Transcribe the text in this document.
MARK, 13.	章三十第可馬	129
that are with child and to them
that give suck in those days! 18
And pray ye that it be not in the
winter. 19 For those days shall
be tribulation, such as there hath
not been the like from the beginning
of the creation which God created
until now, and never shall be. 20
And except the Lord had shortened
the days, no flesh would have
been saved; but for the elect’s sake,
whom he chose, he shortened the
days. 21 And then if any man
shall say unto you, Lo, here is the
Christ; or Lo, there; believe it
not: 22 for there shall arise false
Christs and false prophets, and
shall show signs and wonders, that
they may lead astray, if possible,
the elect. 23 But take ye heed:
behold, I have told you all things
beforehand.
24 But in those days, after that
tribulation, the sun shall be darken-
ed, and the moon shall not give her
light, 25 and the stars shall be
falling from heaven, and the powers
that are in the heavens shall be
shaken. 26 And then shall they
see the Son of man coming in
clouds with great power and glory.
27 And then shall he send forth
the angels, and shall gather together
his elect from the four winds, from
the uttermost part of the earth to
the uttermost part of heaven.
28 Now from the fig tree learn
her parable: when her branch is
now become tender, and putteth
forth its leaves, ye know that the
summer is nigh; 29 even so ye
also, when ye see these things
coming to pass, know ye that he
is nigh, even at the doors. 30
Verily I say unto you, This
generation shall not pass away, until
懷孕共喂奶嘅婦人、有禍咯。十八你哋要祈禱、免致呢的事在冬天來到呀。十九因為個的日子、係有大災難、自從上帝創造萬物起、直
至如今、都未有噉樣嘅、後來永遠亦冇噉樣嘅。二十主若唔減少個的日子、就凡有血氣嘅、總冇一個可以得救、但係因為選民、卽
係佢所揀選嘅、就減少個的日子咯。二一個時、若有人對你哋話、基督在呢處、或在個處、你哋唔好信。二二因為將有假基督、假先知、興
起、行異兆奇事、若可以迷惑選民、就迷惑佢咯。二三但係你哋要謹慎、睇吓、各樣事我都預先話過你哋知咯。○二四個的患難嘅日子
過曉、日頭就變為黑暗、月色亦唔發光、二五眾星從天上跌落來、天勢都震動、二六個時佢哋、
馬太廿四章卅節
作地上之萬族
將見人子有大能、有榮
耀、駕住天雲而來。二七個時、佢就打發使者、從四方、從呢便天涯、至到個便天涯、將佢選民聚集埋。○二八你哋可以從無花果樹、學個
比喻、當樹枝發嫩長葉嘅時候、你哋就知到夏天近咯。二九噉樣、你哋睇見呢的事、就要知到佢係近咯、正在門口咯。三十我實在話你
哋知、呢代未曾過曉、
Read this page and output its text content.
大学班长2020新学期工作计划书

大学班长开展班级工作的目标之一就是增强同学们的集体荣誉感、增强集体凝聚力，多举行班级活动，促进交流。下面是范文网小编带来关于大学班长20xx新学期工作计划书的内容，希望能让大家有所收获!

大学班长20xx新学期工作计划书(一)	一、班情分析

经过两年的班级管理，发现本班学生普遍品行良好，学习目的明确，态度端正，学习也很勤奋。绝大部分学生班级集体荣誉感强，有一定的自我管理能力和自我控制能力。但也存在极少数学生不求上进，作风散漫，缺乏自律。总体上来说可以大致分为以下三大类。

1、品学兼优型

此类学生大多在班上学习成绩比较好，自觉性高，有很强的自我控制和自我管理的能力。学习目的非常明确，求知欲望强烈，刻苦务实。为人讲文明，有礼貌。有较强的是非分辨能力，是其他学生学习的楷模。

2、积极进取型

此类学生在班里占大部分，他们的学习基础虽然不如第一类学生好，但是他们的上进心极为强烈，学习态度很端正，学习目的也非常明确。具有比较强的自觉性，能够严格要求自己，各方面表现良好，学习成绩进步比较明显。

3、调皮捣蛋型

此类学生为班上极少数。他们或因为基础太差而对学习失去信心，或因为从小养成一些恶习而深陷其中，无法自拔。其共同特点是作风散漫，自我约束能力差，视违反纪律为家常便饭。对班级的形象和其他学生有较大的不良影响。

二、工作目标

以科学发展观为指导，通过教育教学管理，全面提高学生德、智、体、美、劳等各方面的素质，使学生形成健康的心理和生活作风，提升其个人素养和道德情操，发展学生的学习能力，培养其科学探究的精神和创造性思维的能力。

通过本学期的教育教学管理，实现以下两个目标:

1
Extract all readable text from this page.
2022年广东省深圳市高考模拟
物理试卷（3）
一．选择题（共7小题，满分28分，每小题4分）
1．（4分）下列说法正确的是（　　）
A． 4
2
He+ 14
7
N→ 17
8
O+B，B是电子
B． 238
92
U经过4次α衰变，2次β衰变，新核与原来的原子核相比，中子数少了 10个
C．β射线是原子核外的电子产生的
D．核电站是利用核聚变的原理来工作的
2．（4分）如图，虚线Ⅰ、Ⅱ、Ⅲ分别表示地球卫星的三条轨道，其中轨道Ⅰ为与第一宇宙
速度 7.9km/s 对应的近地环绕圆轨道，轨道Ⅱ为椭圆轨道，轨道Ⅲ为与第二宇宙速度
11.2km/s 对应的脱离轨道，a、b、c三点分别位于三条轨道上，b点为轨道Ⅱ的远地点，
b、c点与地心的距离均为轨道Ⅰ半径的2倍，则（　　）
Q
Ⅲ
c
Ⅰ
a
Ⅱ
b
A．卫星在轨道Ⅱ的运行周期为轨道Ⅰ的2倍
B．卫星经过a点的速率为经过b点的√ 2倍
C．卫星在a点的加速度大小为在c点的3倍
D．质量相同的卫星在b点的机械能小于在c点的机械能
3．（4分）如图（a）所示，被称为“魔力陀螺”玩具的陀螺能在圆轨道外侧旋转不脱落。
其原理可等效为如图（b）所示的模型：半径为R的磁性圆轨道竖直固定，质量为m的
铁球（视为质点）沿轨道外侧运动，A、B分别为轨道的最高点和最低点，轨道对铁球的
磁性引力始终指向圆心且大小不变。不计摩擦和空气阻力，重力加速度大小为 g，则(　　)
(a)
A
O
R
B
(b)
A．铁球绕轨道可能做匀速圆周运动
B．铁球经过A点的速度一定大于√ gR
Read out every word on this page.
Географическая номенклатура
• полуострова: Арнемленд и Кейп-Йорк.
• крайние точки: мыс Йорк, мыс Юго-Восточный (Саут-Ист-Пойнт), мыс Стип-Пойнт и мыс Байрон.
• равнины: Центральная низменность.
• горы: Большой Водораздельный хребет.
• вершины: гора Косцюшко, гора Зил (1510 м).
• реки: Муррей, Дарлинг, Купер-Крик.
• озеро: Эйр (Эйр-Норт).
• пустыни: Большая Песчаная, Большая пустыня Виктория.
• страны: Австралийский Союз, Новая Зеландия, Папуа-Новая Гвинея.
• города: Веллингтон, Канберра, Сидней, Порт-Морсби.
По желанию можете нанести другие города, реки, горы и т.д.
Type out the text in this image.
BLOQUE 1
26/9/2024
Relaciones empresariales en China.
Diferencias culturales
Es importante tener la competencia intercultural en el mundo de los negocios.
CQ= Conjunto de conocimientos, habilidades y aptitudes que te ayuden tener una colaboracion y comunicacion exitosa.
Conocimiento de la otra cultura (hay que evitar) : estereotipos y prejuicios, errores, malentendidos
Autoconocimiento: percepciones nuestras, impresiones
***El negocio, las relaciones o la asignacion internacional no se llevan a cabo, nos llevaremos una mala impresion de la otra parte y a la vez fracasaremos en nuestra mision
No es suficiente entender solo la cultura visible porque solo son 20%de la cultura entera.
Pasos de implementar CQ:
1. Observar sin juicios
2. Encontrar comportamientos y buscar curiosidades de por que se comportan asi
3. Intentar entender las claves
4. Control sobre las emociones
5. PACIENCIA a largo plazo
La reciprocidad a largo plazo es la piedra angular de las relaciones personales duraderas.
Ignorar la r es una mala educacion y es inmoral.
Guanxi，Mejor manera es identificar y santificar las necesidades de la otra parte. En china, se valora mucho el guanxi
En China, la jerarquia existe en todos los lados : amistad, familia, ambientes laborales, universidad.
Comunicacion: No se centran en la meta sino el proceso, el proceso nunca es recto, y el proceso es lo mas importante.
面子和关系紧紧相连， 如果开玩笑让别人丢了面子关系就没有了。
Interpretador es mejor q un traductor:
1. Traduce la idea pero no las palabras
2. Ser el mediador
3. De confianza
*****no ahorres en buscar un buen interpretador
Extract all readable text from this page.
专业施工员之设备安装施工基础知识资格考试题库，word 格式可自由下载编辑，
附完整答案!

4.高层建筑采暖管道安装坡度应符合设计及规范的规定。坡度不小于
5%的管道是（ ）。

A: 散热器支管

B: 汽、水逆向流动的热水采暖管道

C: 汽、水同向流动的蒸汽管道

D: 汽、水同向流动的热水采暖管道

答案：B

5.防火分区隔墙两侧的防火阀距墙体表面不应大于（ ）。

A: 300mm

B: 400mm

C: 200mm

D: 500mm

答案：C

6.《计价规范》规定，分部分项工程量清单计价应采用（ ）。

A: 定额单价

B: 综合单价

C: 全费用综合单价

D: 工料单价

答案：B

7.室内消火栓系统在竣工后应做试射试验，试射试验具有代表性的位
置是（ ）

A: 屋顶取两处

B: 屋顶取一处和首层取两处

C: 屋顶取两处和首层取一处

Written exercise ▸ Count every line of the records that holds "things". State the number, nothing else.

Expected answer ▸ 2